Go through the material below and copy all lines with "Latency".

________________________

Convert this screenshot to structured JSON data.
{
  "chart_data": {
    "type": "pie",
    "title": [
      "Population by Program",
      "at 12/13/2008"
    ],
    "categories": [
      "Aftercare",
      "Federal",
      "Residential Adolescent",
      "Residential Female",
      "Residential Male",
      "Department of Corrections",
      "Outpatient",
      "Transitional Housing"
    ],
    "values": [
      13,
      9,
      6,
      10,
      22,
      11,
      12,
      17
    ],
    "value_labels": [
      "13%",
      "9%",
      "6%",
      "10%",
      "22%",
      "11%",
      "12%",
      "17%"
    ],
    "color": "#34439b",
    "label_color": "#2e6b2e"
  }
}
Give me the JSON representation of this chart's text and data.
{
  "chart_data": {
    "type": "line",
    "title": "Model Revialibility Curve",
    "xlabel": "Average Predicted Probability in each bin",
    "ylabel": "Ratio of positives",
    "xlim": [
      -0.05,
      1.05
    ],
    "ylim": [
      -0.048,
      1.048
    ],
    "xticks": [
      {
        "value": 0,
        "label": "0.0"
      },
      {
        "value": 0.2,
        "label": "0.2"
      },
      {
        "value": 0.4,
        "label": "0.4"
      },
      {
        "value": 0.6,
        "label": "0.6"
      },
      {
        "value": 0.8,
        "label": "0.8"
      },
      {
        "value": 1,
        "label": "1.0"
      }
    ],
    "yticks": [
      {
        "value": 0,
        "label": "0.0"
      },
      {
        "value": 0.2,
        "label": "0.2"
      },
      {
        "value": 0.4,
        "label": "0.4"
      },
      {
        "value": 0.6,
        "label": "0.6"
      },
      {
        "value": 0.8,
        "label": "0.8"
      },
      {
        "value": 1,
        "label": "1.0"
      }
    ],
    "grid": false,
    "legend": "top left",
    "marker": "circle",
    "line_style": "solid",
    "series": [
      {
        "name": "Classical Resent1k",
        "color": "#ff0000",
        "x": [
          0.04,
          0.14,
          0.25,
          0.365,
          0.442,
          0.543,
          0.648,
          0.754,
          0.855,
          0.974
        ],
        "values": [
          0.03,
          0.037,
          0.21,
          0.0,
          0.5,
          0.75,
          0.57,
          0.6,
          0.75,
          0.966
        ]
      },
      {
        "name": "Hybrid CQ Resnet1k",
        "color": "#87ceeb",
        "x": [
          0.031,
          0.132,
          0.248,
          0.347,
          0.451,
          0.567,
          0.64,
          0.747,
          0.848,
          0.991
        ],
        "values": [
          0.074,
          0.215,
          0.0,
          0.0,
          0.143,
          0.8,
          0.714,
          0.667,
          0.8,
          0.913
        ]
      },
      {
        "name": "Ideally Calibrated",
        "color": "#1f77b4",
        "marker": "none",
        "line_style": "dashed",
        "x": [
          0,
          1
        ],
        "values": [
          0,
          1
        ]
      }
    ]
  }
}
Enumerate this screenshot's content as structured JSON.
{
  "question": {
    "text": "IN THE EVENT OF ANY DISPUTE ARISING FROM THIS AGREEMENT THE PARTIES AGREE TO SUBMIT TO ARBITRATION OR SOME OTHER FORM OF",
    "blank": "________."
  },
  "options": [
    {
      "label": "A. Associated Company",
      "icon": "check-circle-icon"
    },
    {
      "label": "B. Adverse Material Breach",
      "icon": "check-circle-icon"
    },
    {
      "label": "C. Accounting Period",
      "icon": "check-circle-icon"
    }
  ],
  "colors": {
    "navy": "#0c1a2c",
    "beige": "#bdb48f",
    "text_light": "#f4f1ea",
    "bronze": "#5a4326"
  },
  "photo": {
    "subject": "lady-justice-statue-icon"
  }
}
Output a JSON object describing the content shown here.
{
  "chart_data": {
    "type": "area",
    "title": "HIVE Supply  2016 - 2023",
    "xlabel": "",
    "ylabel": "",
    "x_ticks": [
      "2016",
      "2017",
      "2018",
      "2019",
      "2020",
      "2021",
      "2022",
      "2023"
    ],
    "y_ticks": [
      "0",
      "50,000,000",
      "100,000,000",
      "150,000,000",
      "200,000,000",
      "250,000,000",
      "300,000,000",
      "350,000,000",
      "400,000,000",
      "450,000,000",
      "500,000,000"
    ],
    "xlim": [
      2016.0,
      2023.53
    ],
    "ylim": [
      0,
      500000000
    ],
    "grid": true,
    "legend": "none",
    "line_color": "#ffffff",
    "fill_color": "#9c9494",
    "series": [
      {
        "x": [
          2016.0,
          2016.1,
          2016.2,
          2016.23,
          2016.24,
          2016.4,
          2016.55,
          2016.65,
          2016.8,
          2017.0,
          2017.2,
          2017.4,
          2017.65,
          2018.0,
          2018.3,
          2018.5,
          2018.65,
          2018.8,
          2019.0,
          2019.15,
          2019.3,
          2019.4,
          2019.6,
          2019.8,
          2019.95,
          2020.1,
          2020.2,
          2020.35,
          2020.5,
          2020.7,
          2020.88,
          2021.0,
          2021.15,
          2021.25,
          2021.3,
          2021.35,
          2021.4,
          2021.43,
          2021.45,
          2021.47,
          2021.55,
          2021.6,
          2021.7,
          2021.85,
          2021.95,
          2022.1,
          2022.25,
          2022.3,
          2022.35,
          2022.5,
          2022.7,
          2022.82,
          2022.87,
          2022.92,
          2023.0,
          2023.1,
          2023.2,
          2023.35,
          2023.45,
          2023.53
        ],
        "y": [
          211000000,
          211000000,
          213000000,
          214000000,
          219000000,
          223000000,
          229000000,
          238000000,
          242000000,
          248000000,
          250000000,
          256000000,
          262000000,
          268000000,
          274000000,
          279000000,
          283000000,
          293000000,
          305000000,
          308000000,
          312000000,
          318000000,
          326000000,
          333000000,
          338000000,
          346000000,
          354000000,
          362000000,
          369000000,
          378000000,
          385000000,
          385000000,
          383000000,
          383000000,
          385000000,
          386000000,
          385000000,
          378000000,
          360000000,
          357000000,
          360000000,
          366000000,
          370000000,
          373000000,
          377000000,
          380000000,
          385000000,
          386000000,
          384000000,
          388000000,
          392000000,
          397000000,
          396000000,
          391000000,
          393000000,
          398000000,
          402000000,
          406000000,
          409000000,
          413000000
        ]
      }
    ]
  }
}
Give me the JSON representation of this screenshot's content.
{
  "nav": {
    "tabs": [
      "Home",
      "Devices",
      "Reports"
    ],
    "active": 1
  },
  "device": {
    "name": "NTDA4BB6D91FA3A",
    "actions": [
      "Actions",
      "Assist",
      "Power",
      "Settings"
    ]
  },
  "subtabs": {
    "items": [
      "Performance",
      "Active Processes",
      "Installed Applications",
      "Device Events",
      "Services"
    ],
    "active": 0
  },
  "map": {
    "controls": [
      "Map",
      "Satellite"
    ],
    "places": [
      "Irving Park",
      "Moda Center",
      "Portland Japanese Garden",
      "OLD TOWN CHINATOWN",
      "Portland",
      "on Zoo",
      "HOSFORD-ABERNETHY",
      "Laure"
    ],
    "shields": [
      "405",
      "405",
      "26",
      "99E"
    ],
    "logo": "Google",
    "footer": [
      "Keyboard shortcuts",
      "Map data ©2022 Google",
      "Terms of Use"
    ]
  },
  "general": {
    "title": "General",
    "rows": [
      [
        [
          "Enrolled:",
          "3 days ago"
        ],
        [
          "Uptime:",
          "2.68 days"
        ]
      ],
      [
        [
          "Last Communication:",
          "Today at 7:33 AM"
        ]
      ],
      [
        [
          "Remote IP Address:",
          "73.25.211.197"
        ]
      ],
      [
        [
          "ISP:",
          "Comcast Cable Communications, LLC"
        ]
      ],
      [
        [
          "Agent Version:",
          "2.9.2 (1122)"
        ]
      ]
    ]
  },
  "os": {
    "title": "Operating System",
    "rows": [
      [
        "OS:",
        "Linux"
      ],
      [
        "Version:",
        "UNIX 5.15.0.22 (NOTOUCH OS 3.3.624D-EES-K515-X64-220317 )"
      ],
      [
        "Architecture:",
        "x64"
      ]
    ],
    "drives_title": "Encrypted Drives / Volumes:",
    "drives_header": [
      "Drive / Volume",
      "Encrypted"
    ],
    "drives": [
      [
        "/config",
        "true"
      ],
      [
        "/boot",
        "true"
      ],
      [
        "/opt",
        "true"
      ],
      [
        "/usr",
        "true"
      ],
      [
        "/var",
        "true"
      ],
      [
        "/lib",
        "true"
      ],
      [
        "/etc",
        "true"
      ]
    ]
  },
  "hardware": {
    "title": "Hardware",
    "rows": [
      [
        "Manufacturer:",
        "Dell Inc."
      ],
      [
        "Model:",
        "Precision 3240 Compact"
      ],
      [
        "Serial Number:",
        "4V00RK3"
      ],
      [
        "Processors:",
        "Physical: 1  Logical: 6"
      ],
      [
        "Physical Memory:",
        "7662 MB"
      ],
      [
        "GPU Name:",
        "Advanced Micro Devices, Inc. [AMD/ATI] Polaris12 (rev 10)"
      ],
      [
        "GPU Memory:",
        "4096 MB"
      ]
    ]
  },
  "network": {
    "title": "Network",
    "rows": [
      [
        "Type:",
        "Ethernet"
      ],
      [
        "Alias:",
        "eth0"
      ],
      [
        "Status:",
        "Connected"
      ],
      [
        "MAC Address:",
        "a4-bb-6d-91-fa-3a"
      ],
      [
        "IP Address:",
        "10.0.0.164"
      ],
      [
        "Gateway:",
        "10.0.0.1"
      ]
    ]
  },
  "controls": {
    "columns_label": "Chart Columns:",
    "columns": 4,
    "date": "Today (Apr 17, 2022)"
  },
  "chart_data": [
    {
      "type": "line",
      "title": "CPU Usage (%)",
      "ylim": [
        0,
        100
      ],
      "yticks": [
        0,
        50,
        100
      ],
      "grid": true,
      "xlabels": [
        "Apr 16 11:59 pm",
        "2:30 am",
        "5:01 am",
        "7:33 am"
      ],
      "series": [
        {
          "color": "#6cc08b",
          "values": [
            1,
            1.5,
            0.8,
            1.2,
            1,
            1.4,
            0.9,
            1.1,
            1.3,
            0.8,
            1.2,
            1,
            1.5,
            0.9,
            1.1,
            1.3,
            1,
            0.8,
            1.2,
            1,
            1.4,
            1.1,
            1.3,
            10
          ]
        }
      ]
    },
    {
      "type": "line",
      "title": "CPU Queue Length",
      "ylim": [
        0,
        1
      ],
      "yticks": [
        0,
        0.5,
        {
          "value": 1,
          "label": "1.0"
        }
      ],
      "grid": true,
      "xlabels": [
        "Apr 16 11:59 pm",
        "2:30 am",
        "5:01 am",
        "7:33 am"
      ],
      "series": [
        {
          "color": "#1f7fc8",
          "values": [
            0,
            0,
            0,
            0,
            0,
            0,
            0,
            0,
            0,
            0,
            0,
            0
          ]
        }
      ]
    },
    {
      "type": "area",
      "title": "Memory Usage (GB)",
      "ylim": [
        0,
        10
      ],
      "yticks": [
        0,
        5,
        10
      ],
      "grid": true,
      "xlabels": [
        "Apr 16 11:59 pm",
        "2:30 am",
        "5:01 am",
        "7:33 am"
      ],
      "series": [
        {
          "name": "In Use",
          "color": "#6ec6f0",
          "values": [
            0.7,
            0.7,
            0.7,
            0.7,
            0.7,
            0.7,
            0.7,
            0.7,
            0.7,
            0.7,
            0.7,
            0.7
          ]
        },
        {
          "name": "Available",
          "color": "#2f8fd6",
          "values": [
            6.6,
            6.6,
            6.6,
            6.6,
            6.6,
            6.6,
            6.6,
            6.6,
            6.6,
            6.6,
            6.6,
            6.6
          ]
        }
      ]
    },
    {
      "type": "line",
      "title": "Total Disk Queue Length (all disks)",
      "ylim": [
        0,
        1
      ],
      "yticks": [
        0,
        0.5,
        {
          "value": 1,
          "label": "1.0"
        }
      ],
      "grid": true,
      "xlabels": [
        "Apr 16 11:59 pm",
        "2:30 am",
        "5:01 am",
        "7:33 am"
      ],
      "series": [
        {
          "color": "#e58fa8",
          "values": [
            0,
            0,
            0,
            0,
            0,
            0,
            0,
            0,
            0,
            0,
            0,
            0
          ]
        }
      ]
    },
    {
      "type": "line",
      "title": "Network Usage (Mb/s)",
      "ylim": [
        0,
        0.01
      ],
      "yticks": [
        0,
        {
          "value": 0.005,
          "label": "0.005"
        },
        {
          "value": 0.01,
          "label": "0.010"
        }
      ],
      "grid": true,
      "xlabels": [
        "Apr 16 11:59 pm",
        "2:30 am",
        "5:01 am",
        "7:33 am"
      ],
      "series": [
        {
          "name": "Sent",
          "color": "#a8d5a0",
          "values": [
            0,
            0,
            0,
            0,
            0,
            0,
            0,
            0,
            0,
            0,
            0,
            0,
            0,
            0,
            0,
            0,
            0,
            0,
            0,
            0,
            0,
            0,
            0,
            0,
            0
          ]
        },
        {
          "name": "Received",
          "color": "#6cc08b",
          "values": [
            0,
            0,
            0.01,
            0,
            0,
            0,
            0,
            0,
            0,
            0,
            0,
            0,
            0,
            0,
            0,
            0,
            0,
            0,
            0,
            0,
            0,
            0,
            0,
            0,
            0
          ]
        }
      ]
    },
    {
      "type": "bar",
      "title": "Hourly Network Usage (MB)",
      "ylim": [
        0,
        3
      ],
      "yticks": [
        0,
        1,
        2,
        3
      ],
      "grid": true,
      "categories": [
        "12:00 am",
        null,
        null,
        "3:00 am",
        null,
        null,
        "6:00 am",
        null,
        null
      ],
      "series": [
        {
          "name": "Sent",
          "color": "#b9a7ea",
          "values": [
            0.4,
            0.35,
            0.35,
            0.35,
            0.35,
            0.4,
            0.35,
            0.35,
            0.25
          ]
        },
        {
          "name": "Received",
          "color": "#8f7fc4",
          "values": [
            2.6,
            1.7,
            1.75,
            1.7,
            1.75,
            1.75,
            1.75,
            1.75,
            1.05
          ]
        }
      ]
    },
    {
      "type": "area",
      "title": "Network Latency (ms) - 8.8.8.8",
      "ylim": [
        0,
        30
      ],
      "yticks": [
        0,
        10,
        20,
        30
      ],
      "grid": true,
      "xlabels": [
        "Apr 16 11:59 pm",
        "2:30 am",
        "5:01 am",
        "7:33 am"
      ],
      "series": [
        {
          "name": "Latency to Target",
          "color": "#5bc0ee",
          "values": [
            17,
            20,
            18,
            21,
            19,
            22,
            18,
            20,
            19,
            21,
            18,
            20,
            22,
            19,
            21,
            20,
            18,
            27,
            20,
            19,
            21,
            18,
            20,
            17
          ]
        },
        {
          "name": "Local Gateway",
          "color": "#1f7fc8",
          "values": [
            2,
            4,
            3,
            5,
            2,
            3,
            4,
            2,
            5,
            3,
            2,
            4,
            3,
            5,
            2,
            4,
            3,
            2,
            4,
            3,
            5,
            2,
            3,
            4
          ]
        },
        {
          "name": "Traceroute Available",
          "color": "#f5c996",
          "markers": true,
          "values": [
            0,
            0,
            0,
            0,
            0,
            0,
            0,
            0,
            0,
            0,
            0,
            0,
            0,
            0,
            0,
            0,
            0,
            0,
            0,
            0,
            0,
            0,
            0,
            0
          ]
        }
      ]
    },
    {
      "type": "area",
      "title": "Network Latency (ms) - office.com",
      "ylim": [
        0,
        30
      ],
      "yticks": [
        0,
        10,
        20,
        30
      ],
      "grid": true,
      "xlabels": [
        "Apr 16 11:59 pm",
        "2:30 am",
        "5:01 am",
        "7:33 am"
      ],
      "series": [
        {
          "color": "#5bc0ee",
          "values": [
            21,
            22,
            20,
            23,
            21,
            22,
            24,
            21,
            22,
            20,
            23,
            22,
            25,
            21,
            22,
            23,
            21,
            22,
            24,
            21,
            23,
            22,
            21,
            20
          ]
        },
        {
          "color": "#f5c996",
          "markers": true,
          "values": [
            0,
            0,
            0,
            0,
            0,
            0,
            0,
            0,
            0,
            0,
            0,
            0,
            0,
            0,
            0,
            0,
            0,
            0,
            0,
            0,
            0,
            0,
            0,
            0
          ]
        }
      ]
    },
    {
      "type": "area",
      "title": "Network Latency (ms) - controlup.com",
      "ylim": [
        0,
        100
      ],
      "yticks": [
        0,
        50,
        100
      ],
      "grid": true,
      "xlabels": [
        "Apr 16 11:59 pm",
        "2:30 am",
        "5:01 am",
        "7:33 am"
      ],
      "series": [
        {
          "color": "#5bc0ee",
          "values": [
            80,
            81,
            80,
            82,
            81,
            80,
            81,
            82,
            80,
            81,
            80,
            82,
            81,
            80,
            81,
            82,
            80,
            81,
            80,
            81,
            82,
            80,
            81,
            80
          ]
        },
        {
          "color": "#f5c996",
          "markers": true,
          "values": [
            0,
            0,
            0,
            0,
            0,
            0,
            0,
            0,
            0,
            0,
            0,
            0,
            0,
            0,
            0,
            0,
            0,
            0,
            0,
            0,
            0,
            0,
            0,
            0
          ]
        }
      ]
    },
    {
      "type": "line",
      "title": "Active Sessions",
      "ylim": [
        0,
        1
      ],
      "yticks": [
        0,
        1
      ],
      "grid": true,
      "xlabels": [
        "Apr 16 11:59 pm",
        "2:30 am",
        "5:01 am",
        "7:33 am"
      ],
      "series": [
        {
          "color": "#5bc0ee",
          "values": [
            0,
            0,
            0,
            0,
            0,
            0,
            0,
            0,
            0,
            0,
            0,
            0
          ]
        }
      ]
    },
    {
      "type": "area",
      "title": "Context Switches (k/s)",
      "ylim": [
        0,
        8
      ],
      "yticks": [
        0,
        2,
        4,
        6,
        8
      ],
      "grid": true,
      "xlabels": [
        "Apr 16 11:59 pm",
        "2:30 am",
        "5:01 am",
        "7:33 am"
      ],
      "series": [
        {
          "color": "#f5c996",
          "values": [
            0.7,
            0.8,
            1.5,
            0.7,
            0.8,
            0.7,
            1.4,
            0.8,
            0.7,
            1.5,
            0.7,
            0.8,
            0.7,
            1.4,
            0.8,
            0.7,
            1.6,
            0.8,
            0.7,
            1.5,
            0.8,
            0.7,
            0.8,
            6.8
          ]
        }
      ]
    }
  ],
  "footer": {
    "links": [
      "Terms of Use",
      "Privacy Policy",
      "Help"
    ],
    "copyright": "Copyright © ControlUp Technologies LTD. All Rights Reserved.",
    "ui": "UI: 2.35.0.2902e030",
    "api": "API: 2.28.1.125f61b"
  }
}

________________________

◆ **EXERCISE RESULT**:
      "title": "Network Latency (ms) - 8.8.8.8",
          "name": "Latency to Target",
      "title": "Network Latency (ms) - office.com",
      "title": "Network Latency (ms) - controlup.com",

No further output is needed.